Amaç A: Satırlarda "- Text: S: S: [152, 124, 159, 137]" içeren satırdan son satıra kadar olan kısmı (iki uç da dahil) lütfen yeniden yazın; "Text" yerine "Label" koyun, geri kalan her şeyi değiştirmeyin.

Kaynak:
Mlliyet Milliyet Blog Milliyet Blog
 
Facebook Connect
Blog Kategorileri
 
 

Hakan Karaduman (Akdenizli)

http://blog.milliyet.com.tr/akdenizli

29 Ekim '06

 
Kategori
Tarih
 

22 Gün..

22 Gün..
 

Bayramlar gönül almanın, kalpleri görmenin “ an ” larıyla yüklüdür. Kalpler yumuşar, gönül kapıları açılır.

Ramazan bayramını uğurladıktan sonra ulusumuzun batı uygarlıklarına karşı ayakta ve bağımsız olmasının resmi mühürü olan Cumhuriyet bayramını kutluyoruz.

Peki bu bayramın özünde ne kadar varız?

“Öz”, evrenler toplamının bir saç telinin ağırlığında olacağını söylemek için olanları bilmek gerekli.

Cumhuriyet nasıl kuruldu?

Mustafa KEMAL’i kendi dilinden anlatmak için büyük düşünür ve aydın sayın Hıfzı Veldet velidedeoğlu’nun söylev kitabı bu konuda okunabilecek kitapların içinde en iyisi olduğunu düşünüyorum. Üstada saygıyla...

İşlenecek Satırlar:
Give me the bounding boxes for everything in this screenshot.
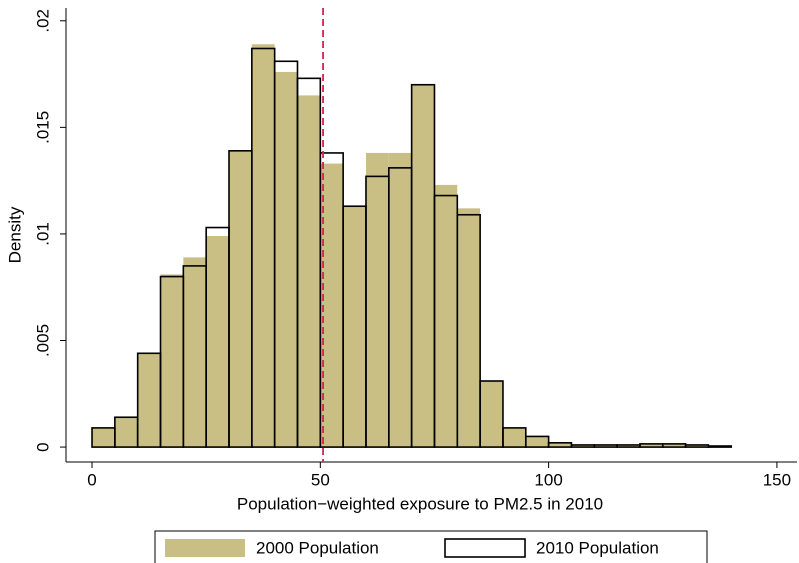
histogram-bar bbox=[456, 213, 481, 448]
histogram-bar bbox=[183, 257, 207, 448]
histogram-bar bbox=[502, 427, 526, 448]
histogram-bar bbox=[160, 274, 184, 448]
legend-swatch bbox=[165, 539, 245, 557]
histogram-bar bbox=[685, 444, 709, 448]
y-tick-label: .015 bbox=[33, 111, 52, 144]
y-axis-title: Density bbox=[5, 206, 24, 263]
histogram-bar bbox=[343, 206, 366, 448]
histogram-bar bbox=[524, 435, 550, 448]
histogram-bar bbox=[525, 436, 549, 448]
x-tick-label: 0 bbox=[87, 470, 96, 489]
y-tick-label: 0 bbox=[33, 442, 52, 451]
y-tick-label: .005 bbox=[33, 324, 52, 357]
histogram-bar bbox=[411, 84, 435, 448]
x-axis-title: Population−weighted exposure to PM2.5 in… bbox=[237, 494, 603, 513]
histogram-bar bbox=[388, 152, 412, 448]
histogram-bar bbox=[92, 427, 115, 448]
histogram-bar bbox=[297, 95, 321, 448]
legend-label: 2010 Population bbox=[536, 538, 659, 557]
histogram-bar bbox=[434, 184, 458, 448]
y-tick-label: .01 bbox=[33, 222, 52, 246]
histogram-bar bbox=[480, 381, 503, 448]
histogram-bar bbox=[571, 444, 595, 448]
histogram-bar bbox=[206, 236, 230, 448]
histogram-bar bbox=[137, 353, 161, 448]
histogram-bar bbox=[365, 152, 389, 448]
histogram-bar bbox=[594, 444, 618, 448]
histogram-bar bbox=[114, 417, 138, 448]
histogram-bar bbox=[251, 44, 275, 448]
histogram-bar bbox=[229, 150, 252, 448]
y-tick-label: .02 bbox=[33, 9, 52, 33]
x-tick-label: 50 bbox=[311, 470, 330, 489]
histogram-bar bbox=[662, 443, 686, 448]
histogram-bar bbox=[548, 442, 572, 448]
histogram-bar bbox=[320, 163, 344, 448]
histogram-bar bbox=[274, 71, 298, 448]
legend-swatch bbox=[444, 538, 526, 558]
x-tick-label: 100 bbox=[534, 470, 562, 489]
x-tick-label: 150 bbox=[763, 470, 791, 489]
legend bbox=[154, 530, 708, 563]
histogram-bar bbox=[617, 444, 640, 448]
histogram-bar bbox=[479, 380, 504, 448]
legend-label: 2000 Population bbox=[256, 538, 379, 557]
histogram-bar bbox=[457, 208, 481, 448]
histogram-bar bbox=[639, 443, 663, 448]
histogram-bar bbox=[707, 445, 733, 448]
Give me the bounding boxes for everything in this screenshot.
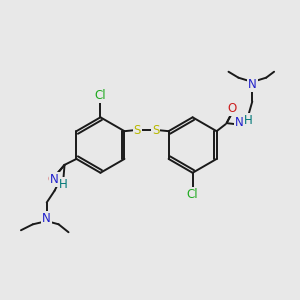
- Text: S: S: [152, 124, 159, 137]
- Text: Cl: Cl: [187, 188, 198, 201]
- Text: N: N: [42, 212, 51, 225]
- Text: O: O: [228, 102, 237, 115]
- Text: H: H: [59, 178, 68, 191]
- Text: H: H: [244, 114, 253, 127]
- Text: N: N: [50, 173, 59, 186]
- Text: O: O: [47, 173, 56, 186]
- Text: Cl: Cl: [95, 89, 106, 102]
- Text: N: N: [248, 78, 257, 91]
- Text: S: S: [134, 124, 141, 137]
- Text: N: N: [235, 116, 244, 129]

Amaç B: Cumhuriyet Bayramı yazısında "Ramazan bayramını uğurladıktan" ile "Cumhuriyet nasıl kuruldu?" arasındaki bölümü, ikisi de dahil, hiç değiştirmeden tekrar yazın.

Doğru Sonuç A:
- Label: S: S: [152, 124, 159, 137]
- Label: Cl: Cl: [187, 188, 198, 201]
- Label: N: N: [42, 212, 51, 225]
- Label: O: O: [228, 102, 237, 115]
- Label: H: H: [59, 178, 68, 191]
- Label: H: H: [244, 114, 253, 127]
- Label: N: N: [50, 173, 59, 186]
- Label: O: O: [47, 173, 56, 186]
- Label: Cl: Cl: [95, 89, 106, 102]
- Label: N: N: [248, 78, 257, 91]
- Label: S: S: [134, 124, 141, 137]
- Label: N: N: [235, 116, 244, 129]

Doğru Sonuç B:
Ramazan bayramını uğurladıktan sonra ulusumuzun batı uygarlıklarına karşı ayakta ve bağımsız olmasının resmi mühürü olan Cumhuriyet bayramını kutluyoruz.

Peki bu bayramın özünde ne kadar varız?

“Öz”, evrenler toplamının bir saç telinin ağırlığında olacağını söylemek için olanları bilmek gerekli.

Cumhuriyet nasıl kuruldu?